Stored data entries:
[START]
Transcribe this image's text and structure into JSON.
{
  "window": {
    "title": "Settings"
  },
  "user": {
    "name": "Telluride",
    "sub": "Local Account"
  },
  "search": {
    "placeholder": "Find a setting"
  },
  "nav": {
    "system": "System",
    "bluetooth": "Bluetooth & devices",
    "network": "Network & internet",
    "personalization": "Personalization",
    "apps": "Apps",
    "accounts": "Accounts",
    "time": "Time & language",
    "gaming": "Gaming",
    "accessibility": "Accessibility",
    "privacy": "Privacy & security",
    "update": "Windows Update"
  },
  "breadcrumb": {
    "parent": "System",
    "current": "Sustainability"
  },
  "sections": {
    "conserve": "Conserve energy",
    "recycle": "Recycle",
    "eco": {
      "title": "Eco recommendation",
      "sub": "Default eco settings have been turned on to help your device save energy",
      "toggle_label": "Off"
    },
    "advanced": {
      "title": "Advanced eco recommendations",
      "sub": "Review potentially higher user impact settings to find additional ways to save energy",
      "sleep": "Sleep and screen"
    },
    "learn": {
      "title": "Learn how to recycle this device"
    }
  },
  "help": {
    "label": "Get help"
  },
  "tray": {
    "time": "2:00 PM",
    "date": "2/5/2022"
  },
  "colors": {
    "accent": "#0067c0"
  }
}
[END]
[START]
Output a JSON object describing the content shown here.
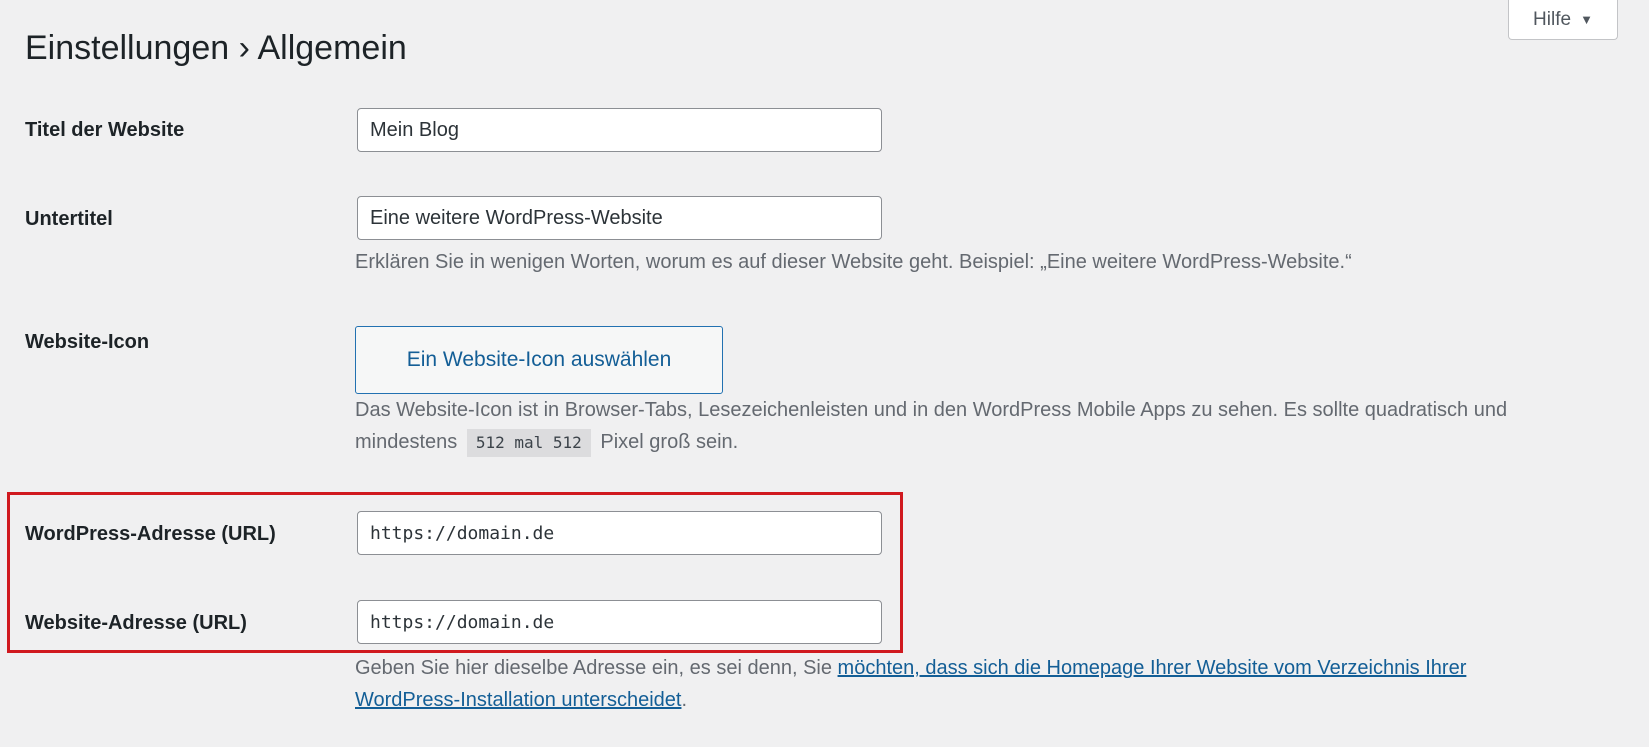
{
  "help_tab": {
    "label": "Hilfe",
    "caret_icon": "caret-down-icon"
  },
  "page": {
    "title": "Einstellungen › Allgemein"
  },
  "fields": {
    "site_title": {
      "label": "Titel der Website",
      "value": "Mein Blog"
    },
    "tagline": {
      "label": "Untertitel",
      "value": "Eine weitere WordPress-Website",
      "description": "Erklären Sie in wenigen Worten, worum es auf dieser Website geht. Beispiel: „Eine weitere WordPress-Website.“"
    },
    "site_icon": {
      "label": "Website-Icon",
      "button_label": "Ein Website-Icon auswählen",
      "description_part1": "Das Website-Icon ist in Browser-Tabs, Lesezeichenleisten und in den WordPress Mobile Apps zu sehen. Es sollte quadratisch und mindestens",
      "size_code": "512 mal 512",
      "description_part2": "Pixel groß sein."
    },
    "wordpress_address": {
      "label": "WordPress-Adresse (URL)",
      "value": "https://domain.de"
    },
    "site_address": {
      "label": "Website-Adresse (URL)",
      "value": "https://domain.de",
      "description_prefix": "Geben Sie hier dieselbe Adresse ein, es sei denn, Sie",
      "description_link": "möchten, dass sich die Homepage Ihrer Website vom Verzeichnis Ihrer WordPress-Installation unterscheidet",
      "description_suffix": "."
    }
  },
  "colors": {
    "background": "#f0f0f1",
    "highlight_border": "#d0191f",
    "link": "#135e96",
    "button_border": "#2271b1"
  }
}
[END]
## AIM OF THE EXERCISE
Make a list of all lines in the data that contain "user".

## RESULT OF THIS TASK
  "user": {
      "sub": "Review potentially higher user impact settings to find additional ways to save energy",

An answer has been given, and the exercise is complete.